-- Start --

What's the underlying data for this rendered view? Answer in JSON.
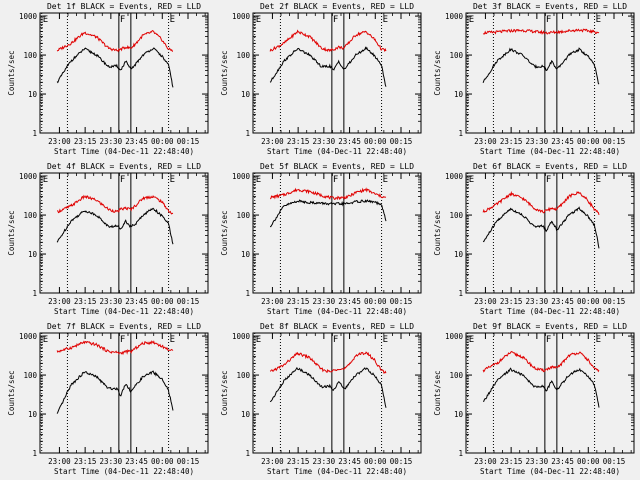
{
  "colors": {
    "background": "#f0f0f0",
    "axes": "#000000",
    "events": "#000000",
    "lld": "#e00000"
  },
  "shared": {
    "ylabel": "Counts/sec",
    "xlabel": "Start Time (04-Dec-11 22:48:40)",
    "x_tick_labels": [
      "23:00",
      "23:15",
      "23:30",
      "23:45",
      "00:00",
      "00:15"
    ],
    "x_tick_minutes": [
      11.33,
      26.33,
      41.33,
      56.33,
      71.33,
      86.33
    ],
    "y_tick_labels": [
      "1",
      "10",
      "100",
      "1000"
    ],
    "y_tick_values": [
      1,
      10,
      100,
      1000
    ],
    "xlim_minutes": [
      0,
      98
    ],
    "ylim": [
      1,
      1200
    ],
    "y_scale": "log",
    "series_names": [
      "BLACK = Events",
      "RED = LLD"
    ],
    "vertical_markers": [
      {
        "label": "E",
        "minute": 1,
        "style": "dotted"
      },
      {
        "label": "",
        "minute": 16,
        "style": "dotted"
      },
      {
        "label": "F",
        "minute": 46,
        "style": "solid"
      },
      {
        "label": "",
        "minute": 53,
        "style": "solid"
      },
      {
        "label": "E",
        "minute": 75,
        "style": "dotted"
      }
    ]
  },
  "chart_data": [
    {
      "type": "line",
      "title": "Det 1f BLACK = Events, RED = LLD",
      "x_minutes": [
        10,
        18,
        26,
        33,
        40,
        45,
        47,
        50,
        53,
        56,
        60,
        66,
        71,
        75,
        78
      ],
      "events": [
        20,
        70,
        145,
        100,
        50,
        52,
        40,
        70,
        42,
        60,
        100,
        150,
        95,
        55,
        12
      ],
      "lld": [
        130,
        200,
        380,
        290,
        150,
        130,
        140,
        160,
        150,
        200,
        320,
        400,
        250,
        140,
        130
      ]
    },
    {
      "type": "line",
      "title": "Det 2f BLACK = Events, RED = LLD",
      "x_minutes": [
        10,
        18,
        26,
        33,
        40,
        45,
        47,
        50,
        53,
        56,
        60,
        66,
        71,
        75,
        78
      ],
      "events": [
        20,
        70,
        145,
        100,
        50,
        52,
        40,
        70,
        42,
        60,
        100,
        150,
        95,
        55,
        12
      ],
      "lld": [
        130,
        200,
        400,
        300,
        150,
        130,
        140,
        160,
        150,
        210,
        330,
        400,
        250,
        140,
        130
      ]
    },
    {
      "type": "line",
      "title": "Det 3f BLACK = Events, RED = LLD",
      "x_minutes": [
        10,
        18,
        26,
        33,
        40,
        45,
        47,
        50,
        53,
        56,
        60,
        66,
        71,
        75,
        78
      ],
      "events": [
        20,
        70,
        140,
        100,
        50,
        52,
        40,
        70,
        42,
        60,
        100,
        140,
        95,
        55,
        14
      ],
      "lld": [
        370,
        390,
        420,
        430,
        400,
        380,
        370,
        380,
        390,
        400,
        420,
        440,
        420,
        390,
        380
      ]
    },
    {
      "type": "line",
      "title": "Det 4f BLACK = Events, RED = LLD",
      "x_minutes": [
        10,
        18,
        26,
        33,
        40,
        45,
        47,
        50,
        53,
        56,
        60,
        66,
        71,
        75,
        78
      ],
      "events": [
        20,
        70,
        130,
        100,
        50,
        52,
        45,
        70,
        50,
        60,
        100,
        150,
        95,
        60,
        14
      ],
      "lld": [
        120,
        170,
        300,
        240,
        140,
        120,
        140,
        150,
        140,
        180,
        270,
        300,
        220,
        130,
        100
      ]
    },
    {
      "type": "line",
      "title": "Det 5f BLACK = Events, RED = LLD",
      "x_minutes": [
        10,
        18,
        26,
        33,
        40,
        45,
        47,
        50,
        53,
        56,
        60,
        66,
        71,
        75,
        78
      ],
      "events": [
        50,
        170,
        230,
        210,
        200,
        195,
        190,
        195,
        195,
        200,
        220,
        230,
        215,
        180,
        60
      ],
      "lld": [
        280,
        330,
        450,
        400,
        320,
        280,
        270,
        280,
        280,
        300,
        380,
        450,
        350,
        300,
        270
      ]
    },
    {
      "type": "line",
      "title": "Det 6f BLACK = Events, RED = LLD",
      "x_minutes": [
        10,
        18,
        26,
        33,
        40,
        45,
        47,
        50,
        53,
        56,
        60,
        66,
        71,
        75,
        78
      ],
      "events": [
        20,
        70,
        145,
        100,
        50,
        52,
        40,
        70,
        42,
        60,
        100,
        150,
        95,
        55,
        12
      ],
      "lld": [
        120,
        190,
        350,
        270,
        150,
        120,
        130,
        150,
        140,
        190,
        300,
        380,
        240,
        140,
        100
      ]
    },
    {
      "type": "line",
      "title": "Det 7f BLACK = Events, RED = LLD",
      "x_minutes": [
        10,
        18,
        26,
        33,
        40,
        45,
        47,
        50,
        53,
        56,
        60,
        66,
        71,
        75,
        78
      ],
      "events": [
        10,
        55,
        120,
        90,
        45,
        45,
        30,
        60,
        38,
        55,
        90,
        120,
        80,
        40,
        10
      ],
      "lld": [
        400,
        500,
        700,
        600,
        400,
        380,
        360,
        400,
        400,
        500,
        650,
        700,
        550,
        450,
        400
      ]
    },
    {
      "type": "line",
      "title": "Det 8f BLACK = Events, RED = LLD",
      "x_minutes": [
        10,
        18,
        26,
        33,
        40,
        45,
        47,
        50,
        53,
        56,
        60,
        66,
        71,
        75,
        78
      ],
      "events": [
        20,
        70,
        150,
        100,
        50,
        52,
        40,
        70,
        42,
        60,
        100,
        150,
        95,
        55,
        12
      ],
      "lld": [
        120,
        180,
        360,
        280,
        140,
        120,
        130,
        150,
        140,
        180,
        320,
        380,
        240,
        130,
        110
      ]
    },
    {
      "type": "line",
      "title": "Det 9f BLACK = Events, RED = LLD",
      "x_minutes": [
        10,
        18,
        26,
        33,
        40,
        45,
        47,
        50,
        53,
        56,
        60,
        66,
        71,
        75,
        78
      ],
      "events": [
        20,
        70,
        140,
        100,
        50,
        52,
        40,
        70,
        42,
        60,
        100,
        140,
        95,
        55,
        12
      ],
      "lld": [
        130,
        200,
        380,
        290,
        150,
        130,
        140,
        160,
        150,
        200,
        320,
        380,
        250,
        140,
        130
      ]
    }
  ]
}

-- End --

Problem statement:
Return all lines containing the word "title".

Solution for this exercise:
      "title": "Det 1f BLACK = Events, RED = LLD",
      "title": "Det 2f BLACK = Events, RED = LLD",
      "title": "Det 3f BLACK = Events, RED = LLD",
      "title": "Det 4f BLACK = Events, RED = LLD",
      "title": "Det 5f BLACK = Events, RED = LLD",
      "title": "Det 6f BLACK = Events, RED = LLD",
      "title": "Det 7f BLACK = Events, RED = LLD",
      "title": "Det 8f BLACK = Events, RED = LLD",
      "title": "Det 9f BLACK = Events, RED = LLD",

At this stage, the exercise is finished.